>> start SUPPLIED INFORMATION
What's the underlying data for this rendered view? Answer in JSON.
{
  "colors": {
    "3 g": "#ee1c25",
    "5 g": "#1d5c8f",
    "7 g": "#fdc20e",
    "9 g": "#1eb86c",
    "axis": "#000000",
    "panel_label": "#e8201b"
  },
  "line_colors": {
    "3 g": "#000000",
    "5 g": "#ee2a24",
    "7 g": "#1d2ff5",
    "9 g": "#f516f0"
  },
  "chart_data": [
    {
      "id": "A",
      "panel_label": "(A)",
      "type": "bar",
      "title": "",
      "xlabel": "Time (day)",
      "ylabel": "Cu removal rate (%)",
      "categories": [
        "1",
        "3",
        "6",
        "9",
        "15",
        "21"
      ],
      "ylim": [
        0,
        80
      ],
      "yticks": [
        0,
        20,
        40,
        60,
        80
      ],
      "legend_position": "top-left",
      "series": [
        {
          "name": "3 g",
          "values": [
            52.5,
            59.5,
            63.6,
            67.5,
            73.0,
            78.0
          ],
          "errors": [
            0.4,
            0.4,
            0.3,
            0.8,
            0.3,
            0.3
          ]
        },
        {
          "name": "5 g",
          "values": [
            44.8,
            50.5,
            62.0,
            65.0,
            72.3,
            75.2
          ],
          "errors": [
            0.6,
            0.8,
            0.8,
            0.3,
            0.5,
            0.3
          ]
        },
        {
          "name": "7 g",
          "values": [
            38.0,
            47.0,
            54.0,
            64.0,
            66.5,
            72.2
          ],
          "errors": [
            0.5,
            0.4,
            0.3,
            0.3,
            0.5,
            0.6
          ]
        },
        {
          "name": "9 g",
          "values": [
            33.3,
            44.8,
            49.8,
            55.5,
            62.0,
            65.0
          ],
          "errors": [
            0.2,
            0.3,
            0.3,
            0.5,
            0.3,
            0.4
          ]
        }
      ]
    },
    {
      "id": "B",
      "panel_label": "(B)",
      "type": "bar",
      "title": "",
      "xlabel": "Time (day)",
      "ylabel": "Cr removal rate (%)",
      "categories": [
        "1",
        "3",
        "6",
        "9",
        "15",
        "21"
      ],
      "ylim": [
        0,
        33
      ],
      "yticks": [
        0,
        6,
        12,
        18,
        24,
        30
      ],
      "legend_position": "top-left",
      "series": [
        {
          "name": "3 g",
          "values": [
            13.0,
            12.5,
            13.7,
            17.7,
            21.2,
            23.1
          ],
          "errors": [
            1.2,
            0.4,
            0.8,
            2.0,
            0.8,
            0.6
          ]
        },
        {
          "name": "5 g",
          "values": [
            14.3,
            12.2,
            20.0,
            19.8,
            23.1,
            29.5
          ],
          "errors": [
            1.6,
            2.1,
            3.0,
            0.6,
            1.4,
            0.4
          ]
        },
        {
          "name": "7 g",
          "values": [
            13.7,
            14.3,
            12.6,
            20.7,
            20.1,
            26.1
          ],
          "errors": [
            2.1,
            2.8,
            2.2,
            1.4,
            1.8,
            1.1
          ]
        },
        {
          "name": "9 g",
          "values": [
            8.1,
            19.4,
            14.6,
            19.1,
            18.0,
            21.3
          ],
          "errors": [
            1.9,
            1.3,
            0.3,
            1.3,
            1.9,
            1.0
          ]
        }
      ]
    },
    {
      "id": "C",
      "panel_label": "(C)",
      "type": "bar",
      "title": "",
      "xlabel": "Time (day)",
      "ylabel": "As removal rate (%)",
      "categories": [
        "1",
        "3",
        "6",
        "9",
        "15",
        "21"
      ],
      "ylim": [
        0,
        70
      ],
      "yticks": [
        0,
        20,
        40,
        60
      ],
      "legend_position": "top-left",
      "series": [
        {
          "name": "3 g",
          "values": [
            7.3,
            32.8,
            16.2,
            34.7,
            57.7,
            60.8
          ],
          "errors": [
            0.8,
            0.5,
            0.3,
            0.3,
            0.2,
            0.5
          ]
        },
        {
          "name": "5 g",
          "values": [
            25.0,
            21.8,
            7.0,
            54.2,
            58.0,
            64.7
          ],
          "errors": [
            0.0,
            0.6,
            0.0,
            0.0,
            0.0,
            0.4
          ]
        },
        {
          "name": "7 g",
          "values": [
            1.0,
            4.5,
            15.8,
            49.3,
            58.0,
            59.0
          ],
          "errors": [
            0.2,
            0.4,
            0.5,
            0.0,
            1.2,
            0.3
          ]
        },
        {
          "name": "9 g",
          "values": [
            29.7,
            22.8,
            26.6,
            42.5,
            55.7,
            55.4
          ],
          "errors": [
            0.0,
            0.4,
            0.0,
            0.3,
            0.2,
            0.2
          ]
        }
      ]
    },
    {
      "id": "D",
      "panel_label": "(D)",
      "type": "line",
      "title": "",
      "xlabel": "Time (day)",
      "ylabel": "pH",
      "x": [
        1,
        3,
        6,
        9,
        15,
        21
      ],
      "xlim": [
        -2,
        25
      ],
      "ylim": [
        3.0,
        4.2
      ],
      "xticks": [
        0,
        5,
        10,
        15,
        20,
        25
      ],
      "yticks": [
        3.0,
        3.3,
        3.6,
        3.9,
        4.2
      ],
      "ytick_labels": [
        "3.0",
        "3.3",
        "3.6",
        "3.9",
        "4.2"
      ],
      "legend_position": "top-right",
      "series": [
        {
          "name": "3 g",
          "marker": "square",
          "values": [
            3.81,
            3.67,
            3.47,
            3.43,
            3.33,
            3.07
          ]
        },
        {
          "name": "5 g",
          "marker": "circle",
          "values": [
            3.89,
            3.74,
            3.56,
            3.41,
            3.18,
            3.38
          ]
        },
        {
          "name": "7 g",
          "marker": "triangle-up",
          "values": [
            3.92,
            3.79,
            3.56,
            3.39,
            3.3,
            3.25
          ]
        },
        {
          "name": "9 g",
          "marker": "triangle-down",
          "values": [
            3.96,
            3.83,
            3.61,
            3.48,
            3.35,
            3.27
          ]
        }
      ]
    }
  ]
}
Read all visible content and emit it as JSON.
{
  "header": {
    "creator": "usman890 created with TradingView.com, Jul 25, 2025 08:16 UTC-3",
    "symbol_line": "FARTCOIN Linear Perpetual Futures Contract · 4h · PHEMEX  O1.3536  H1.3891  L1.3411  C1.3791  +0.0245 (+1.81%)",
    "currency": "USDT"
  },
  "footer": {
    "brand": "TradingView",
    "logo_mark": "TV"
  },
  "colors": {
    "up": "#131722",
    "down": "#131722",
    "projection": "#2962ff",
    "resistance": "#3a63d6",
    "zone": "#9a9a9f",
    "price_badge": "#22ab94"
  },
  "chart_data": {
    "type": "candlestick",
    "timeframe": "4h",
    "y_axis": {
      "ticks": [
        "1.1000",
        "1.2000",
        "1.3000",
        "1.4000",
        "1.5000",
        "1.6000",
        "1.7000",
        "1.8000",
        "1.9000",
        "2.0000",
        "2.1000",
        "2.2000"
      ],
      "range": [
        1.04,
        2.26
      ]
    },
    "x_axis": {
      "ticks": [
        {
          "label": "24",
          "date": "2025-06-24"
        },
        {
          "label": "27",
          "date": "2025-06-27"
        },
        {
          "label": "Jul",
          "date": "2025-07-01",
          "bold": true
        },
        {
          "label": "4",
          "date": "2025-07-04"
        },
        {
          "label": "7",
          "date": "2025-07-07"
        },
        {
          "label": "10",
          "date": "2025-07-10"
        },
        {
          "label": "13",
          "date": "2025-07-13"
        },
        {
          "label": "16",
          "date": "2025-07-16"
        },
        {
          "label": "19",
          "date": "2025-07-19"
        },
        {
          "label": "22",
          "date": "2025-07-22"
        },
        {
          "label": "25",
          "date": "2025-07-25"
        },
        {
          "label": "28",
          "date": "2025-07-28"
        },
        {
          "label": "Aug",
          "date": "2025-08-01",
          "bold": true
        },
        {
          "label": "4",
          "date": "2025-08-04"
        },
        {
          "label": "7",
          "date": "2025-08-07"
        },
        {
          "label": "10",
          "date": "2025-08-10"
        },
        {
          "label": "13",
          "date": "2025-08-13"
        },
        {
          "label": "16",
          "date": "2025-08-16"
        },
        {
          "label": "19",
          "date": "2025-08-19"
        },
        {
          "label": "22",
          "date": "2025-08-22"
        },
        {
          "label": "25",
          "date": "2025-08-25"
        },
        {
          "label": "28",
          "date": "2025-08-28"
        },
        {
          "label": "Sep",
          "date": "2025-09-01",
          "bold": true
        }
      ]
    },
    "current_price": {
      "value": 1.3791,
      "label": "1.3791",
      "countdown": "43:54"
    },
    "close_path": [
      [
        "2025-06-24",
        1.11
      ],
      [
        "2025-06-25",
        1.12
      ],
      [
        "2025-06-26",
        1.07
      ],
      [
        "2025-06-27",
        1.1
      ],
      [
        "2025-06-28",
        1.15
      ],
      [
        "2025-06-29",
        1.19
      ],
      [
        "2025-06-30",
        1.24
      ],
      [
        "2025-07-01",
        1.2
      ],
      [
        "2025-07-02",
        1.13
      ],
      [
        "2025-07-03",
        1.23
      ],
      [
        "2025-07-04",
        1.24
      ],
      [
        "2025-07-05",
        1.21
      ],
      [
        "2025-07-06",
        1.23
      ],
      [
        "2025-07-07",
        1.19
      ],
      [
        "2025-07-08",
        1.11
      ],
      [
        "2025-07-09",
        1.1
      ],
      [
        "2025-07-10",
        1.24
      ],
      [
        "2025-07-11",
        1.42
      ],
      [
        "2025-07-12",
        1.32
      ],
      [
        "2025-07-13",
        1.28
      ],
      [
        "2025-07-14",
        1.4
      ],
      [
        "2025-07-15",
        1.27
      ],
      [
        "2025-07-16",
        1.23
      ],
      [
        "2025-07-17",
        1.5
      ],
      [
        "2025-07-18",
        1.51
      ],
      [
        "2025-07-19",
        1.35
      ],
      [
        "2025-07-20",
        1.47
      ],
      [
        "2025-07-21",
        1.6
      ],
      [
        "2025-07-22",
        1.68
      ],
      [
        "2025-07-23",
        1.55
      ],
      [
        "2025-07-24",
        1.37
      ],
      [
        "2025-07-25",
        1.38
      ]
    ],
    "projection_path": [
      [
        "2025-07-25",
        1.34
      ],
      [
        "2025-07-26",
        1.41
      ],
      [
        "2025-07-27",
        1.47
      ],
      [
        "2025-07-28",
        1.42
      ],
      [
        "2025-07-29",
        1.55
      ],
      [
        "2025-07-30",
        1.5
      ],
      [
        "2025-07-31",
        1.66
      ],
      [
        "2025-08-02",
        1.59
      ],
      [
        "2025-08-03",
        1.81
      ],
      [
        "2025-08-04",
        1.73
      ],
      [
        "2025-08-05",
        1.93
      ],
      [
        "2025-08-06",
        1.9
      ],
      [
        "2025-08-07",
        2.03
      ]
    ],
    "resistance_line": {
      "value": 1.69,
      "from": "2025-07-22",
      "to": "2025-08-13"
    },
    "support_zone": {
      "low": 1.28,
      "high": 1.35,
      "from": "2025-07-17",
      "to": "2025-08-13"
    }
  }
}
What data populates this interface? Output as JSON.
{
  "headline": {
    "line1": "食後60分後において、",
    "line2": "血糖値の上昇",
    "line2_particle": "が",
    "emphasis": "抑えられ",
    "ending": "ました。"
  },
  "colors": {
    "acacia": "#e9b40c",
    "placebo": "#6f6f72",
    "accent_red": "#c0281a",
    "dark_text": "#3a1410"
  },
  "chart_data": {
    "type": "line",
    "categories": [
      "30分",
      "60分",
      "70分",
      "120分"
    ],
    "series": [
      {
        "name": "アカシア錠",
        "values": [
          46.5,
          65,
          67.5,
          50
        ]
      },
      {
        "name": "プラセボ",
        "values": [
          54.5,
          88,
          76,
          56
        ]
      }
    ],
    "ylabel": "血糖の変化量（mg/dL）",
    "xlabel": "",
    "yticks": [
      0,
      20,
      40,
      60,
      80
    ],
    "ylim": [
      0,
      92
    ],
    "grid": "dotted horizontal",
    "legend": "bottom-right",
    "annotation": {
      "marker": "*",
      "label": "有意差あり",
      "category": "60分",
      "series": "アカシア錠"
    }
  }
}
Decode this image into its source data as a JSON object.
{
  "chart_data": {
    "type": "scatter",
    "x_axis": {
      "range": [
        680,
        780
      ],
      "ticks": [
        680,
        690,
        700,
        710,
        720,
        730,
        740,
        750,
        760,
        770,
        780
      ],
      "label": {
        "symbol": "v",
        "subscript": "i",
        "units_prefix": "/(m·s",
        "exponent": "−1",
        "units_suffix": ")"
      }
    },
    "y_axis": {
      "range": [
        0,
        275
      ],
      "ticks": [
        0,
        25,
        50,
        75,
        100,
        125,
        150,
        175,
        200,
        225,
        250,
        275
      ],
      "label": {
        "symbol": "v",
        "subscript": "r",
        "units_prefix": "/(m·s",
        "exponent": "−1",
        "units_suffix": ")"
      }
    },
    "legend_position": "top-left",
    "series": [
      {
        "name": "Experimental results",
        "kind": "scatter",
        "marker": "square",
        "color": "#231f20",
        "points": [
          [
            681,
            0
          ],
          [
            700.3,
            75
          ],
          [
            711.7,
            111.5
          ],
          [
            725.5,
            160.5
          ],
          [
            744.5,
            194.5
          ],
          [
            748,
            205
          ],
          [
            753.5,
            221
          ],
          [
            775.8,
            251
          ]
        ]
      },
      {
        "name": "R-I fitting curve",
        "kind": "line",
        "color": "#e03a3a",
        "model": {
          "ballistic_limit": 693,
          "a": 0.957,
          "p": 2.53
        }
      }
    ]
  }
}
>> end SUPPLIED INFORMATION
_YOUR INSTRUCTIONS_
Which lines contain "TradingView"? Copy each of them out.

_FINISHED TASK_
    "creator": "usman890 created with TradingView.com, Jul 25, 2025 08:16 UTC-3",
    "brand": "TradingView",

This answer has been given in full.